(WHAT TO WORK ON): Select the lines below containing the word "axis".

[Items from a data source]
>> Start
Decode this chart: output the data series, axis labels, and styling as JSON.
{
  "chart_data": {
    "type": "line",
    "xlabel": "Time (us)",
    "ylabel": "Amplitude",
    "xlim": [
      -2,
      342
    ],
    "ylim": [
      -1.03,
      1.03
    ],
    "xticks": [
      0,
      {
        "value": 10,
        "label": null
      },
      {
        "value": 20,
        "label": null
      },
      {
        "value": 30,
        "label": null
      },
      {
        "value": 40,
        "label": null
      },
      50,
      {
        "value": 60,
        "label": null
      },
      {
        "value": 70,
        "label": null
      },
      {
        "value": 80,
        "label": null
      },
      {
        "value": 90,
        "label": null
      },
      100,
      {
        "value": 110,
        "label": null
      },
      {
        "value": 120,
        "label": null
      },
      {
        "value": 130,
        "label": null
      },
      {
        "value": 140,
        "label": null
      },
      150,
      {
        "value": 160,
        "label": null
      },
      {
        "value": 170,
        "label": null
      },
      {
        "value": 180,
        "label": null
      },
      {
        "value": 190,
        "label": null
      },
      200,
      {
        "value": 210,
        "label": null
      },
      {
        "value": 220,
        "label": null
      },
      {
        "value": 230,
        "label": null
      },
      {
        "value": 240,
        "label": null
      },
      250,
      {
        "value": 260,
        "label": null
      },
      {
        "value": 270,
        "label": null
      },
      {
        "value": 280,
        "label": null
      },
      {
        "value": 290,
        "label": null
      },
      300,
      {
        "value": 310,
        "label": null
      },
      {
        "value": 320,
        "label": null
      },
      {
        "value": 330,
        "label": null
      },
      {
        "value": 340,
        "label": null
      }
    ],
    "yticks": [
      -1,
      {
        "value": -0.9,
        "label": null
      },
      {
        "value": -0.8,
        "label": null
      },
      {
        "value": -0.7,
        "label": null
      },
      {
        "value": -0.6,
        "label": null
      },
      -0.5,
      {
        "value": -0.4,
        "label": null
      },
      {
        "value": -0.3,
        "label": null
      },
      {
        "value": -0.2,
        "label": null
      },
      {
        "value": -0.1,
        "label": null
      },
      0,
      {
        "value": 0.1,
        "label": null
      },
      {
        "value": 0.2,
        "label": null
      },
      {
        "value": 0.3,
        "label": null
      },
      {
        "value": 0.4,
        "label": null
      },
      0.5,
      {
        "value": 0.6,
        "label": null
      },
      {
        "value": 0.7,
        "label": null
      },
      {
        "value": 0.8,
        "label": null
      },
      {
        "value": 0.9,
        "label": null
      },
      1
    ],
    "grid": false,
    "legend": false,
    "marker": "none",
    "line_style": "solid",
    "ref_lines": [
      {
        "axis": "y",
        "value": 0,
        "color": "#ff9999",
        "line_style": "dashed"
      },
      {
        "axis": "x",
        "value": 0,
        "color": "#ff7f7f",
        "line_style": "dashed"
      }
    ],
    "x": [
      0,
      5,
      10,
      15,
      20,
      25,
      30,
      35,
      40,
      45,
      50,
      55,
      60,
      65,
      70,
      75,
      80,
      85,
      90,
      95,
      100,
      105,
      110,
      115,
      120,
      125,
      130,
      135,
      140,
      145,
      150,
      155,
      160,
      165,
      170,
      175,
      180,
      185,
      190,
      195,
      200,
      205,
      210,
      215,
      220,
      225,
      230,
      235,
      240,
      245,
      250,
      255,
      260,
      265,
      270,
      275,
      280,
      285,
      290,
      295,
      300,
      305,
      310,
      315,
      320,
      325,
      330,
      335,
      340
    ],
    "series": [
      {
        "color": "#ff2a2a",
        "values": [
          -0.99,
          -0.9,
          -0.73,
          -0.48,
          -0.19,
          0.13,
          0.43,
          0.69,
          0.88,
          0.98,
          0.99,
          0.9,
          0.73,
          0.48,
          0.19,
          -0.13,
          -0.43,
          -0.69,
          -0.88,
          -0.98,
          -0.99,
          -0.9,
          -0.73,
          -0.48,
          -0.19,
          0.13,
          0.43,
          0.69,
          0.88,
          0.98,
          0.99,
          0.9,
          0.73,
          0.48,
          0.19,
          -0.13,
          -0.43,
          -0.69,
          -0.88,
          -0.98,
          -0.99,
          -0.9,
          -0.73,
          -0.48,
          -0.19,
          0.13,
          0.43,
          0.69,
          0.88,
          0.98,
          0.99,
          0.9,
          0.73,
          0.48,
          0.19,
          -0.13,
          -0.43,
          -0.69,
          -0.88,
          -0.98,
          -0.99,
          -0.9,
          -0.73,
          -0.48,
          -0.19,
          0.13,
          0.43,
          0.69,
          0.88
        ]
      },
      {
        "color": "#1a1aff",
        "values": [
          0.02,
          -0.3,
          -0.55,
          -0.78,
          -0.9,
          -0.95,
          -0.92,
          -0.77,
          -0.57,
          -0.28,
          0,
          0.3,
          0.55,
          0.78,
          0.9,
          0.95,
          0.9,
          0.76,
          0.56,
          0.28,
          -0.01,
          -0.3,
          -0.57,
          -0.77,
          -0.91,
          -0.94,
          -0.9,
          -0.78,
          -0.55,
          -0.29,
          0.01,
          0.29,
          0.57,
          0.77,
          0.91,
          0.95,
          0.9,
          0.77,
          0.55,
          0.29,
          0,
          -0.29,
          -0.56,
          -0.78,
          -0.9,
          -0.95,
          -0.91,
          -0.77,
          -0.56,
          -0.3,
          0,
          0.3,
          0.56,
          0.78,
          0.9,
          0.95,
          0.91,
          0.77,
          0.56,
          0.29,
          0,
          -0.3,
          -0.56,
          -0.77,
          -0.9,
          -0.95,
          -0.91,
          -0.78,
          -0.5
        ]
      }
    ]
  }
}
>> End
(REPLY):
Decode this chart: output the data series, axis labels, and styling as JSON.
        "axis": "y",
        "axis": "x",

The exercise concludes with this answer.